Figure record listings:
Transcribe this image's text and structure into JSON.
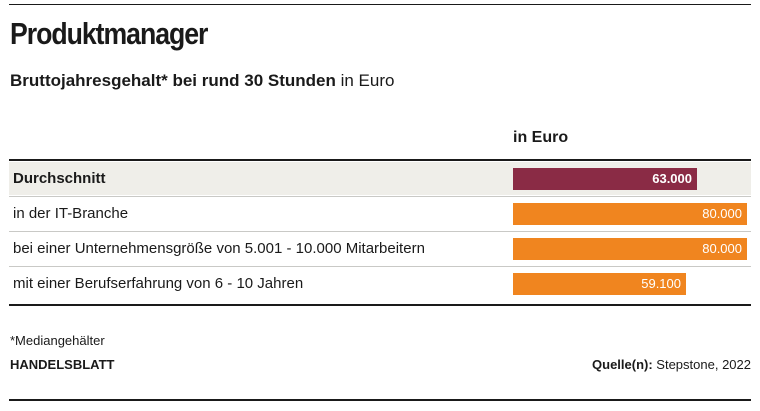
{
  "header": {
    "title": "Produktmanager",
    "subtitle_bold": "Bruttojahresgehalt* bei rund 30 Stunden",
    "subtitle_rest": " in Euro"
  },
  "chart_data": {
    "type": "bar",
    "orientation": "horizontal",
    "column_header": "in Euro",
    "categories": [
      "Durchschnitt",
      "in der IT-Branche",
      "bei einer Unternehmensgröße von 5.001 - 10.000 Mitarbeitern",
      "mit einer Berufserfahrung von 6 - 10 Jahren"
    ],
    "values": [
      63000,
      80000,
      80000,
      59100
    ],
    "value_labels": [
      "63.000",
      "80.000",
      "80.000",
      "59.100"
    ],
    "xlim": [
      0,
      80000
    ],
    "bar_colors": [
      "#8a2b45",
      "#f0851f",
      "#f0851f",
      "#f0851f"
    ],
    "highlight_row": 0,
    "grid": false
  },
  "footer": {
    "footnote": "*Mediangehälter",
    "brand": "HANDELSBLATT",
    "source_label": "Quelle(n):",
    "source_text": " Stepstone, 2022"
  }
}
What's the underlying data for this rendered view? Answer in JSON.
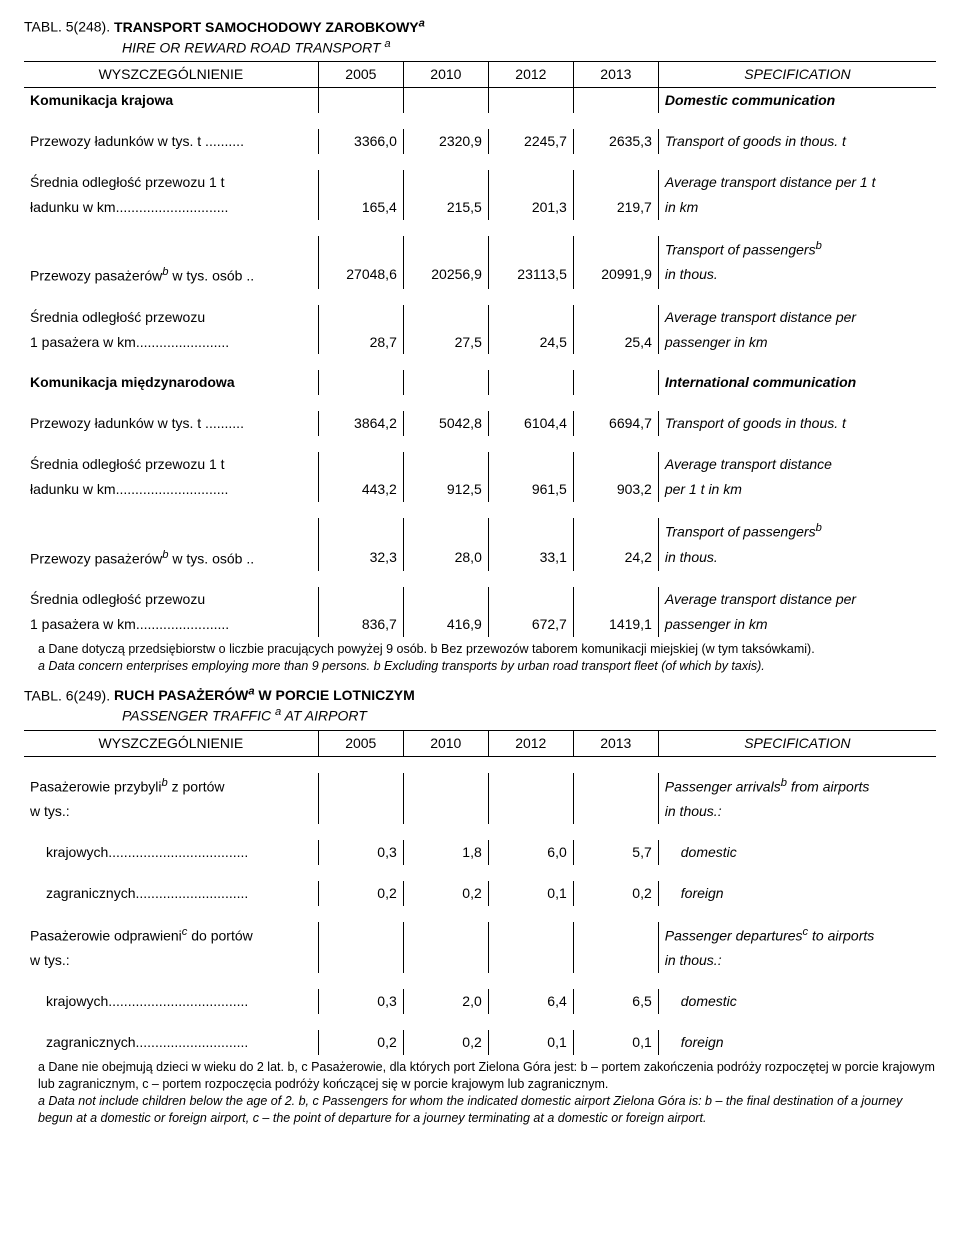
{
  "table1": {
    "titleLabel": "TABL. 5(248).",
    "titleMain": "TRANSPORT  SAMOCHODOWY  ZAROBKOWY",
    "titleSup": "a",
    "titleSub": "HIRE  OR  REWARD  ROAD  TRANSPORT",
    "titleSubSup": "a",
    "headLeft": "WYSZCZEGÓLNIENIE",
    "years": [
      "2005",
      "2010",
      "2012",
      "2013"
    ],
    "headRight": "SPECIFICATION",
    "rows": [
      {
        "type": "section",
        "pl": "Komunikacja krajowa",
        "en": "Domestic communication",
        "bold": true
      },
      {
        "type": "spacer"
      },
      {
        "type": "data",
        "pl": "Przewozy ładunków w tys. t ..........",
        "v": [
          "3366,0",
          "2320,9",
          "2245,7",
          "2635,3"
        ],
        "en": "Transport of goods in thous. t"
      },
      {
        "type": "spacer"
      },
      {
        "type": "data",
        "pl": "Średnia odległość przewozu 1 t",
        "v": [
          "",
          "",
          "",
          ""
        ],
        "en": "Average transport distance per 1 t"
      },
      {
        "type": "data",
        "pl": "  ładunku w km.............................",
        "v": [
          "165,4",
          "215,5",
          "201,3",
          "219,7"
        ],
        "en": "  in km"
      },
      {
        "type": "spacer"
      },
      {
        "type": "data",
        "pl": "",
        "v": [
          "",
          "",
          "",
          ""
        ],
        "en": "Transport of passengers",
        "enSup": "b"
      },
      {
        "type": "data",
        "pl": "Przewozy pasażerów",
        "plSup": "b",
        "plSuffix": " w tys. osób ..",
        "v": [
          "27048,6",
          "20256,9",
          "23113,5",
          "20991,9"
        ],
        "en": "  in thous."
      },
      {
        "type": "spacer"
      },
      {
        "type": "data",
        "pl": "Średnia odległość przewozu",
        "v": [
          "",
          "",
          "",
          ""
        ],
        "en": "Average transport distance per"
      },
      {
        "type": "data",
        "pl": "  1 pasażera w km........................",
        "v": [
          "28,7",
          "27,5",
          "24,5",
          "25,4"
        ],
        "en": "  passenger in km"
      },
      {
        "type": "spacer"
      },
      {
        "type": "section",
        "pl": "Komunikacja międzynarodowa",
        "en": "International communication",
        "bold": true
      },
      {
        "type": "spacer"
      },
      {
        "type": "data",
        "pl": "Przewozy ładunków w tys. t ..........",
        "v": [
          "3864,2",
          "5042,8",
          "6104,4",
          "6694,7"
        ],
        "en": "Transport of goods in thous. t"
      },
      {
        "type": "spacer"
      },
      {
        "type": "data",
        "pl": "Średnia odległość przewozu 1 t",
        "v": [
          "",
          "",
          "",
          ""
        ],
        "en": "Average transport distance"
      },
      {
        "type": "data",
        "pl": "  ładunku w km.............................",
        "v": [
          "443,2",
          "912,5",
          "961,5",
          "903,2"
        ],
        "en": "  per 1 t in km"
      },
      {
        "type": "spacer"
      },
      {
        "type": "data",
        "pl": "",
        "v": [
          "",
          "",
          "",
          ""
        ],
        "en": "Transport of passengers",
        "enSup": "b"
      },
      {
        "type": "data",
        "pl": "Przewozy pasażerów",
        "plSup": "b",
        "plSuffix": " w tys. osób ..",
        "v": [
          "32,3",
          "28,0",
          "33,1",
          "24,2"
        ],
        "en": "  in thous."
      },
      {
        "type": "spacer"
      },
      {
        "type": "data",
        "pl": "Średnia odległość przewozu",
        "v": [
          "",
          "",
          "",
          ""
        ],
        "en": "Average transport distance per"
      },
      {
        "type": "data",
        "pl": "  1 pasażera w km........................",
        "v": [
          "836,7",
          "416,9",
          "672,7",
          "1419,1"
        ],
        "en": "  passenger in km"
      }
    ],
    "footnotePl": "a Dane dotyczą przedsiębiorstw o liczbie pracujących powyżej 9 osób. b Bez przewozów taborem komunikacji miejskiej (w tym taksówkami).",
    "footnoteEn": "a Data concern enterprises employing more than 9 persons. b Excluding transports by urban road transport fleet (of which by taxis)."
  },
  "table2": {
    "titleLabel": "TABL. 6(249).",
    "titleMain": "RUCH  PASAŻERÓW",
    "titleSup": "a",
    "titleMainSuffix": "  W  PORCIE  LOTNICZYM",
    "titleSub": "PASSENGER  TRAFFIC",
    "titleSubSup": "a",
    "titleSubSuffix": "  AT  AIRPORT",
    "headLeft": "WYSZCZEGÓLNIENIE",
    "years": [
      "2005",
      "2010",
      "2012",
      "2013"
    ],
    "headRight": "SPECIFICATION",
    "rows": [
      {
        "type": "spacer"
      },
      {
        "type": "data",
        "pl": "Pasażerowie przybyli",
        "plSup": "b",
        "plSuffix": " z portów",
        "v": [
          "",
          "",
          "",
          ""
        ],
        "en": "Passenger arrivals",
        "enSup": "b",
        "enSuffix": " from airports"
      },
      {
        "type": "data",
        "pl": "  w tys.:",
        "v": [
          "",
          "",
          "",
          ""
        ],
        "en": "  in thous.:"
      },
      {
        "type": "spacer"
      },
      {
        "type": "data",
        "pl": "krajowych....................................",
        "indent": true,
        "v": [
          "0,3",
          "1,8",
          "6,0",
          "5,7"
        ],
        "en": "domestic",
        "enIndent": true
      },
      {
        "type": "spacer"
      },
      {
        "type": "data",
        "pl": "zagranicznych.............................",
        "indent": true,
        "v": [
          "0,2",
          "0,2",
          "0,1",
          "0,2"
        ],
        "en": "foreign",
        "enIndent": true
      },
      {
        "type": "spacer"
      },
      {
        "type": "data",
        "pl": "Pasażerowie odprawieni",
        "plSup": "c",
        "plSuffix": " do portów",
        "v": [
          "",
          "",
          "",
          ""
        ],
        "en": "Passenger departures",
        "enSup": "c",
        "enSuffix": " to airports"
      },
      {
        "type": "data",
        "pl": "  w tys.:",
        "v": [
          "",
          "",
          "",
          ""
        ],
        "en": "  in thous.:"
      },
      {
        "type": "spacer"
      },
      {
        "type": "data",
        "pl": "krajowych....................................",
        "indent": true,
        "v": [
          "0,3",
          "2,0",
          "6,4",
          "6,5"
        ],
        "en": "domestic",
        "enIndent": true
      },
      {
        "type": "spacer"
      },
      {
        "type": "data",
        "pl": "zagranicznych.............................",
        "indent": true,
        "v": [
          "0,2",
          "0,2",
          "0,1",
          "0,1"
        ],
        "en": "foreign",
        "enIndent": true
      }
    ],
    "footnotePl": "a Dane nie obejmują dzieci w wieku do 2 lat. b, c Pasażerowie, dla których port Zielona Góra jest: b – portem zakończenia podróży rozpoczętej w porcie krajowym lub zagranicznym, c – portem rozpoczęcia podróży kończącej się w porcie krajowym lub zagranicznym.",
    "footnoteEn": "a Data not include children below the age of 2. b, c Passengers for whom the indicated domestic airport Zielona Góra is: b – the final destination of a journey begun at a domestic or foreign airport, c – the point of departure for a journey terminating at a domestic or foreign airport."
  }
}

--- Stated problem ---
Find all lines where the word "portów" appears. Copy them.

--- Task result ---
        "plSuffix": " z portów",
        "plSuffix": " do portów",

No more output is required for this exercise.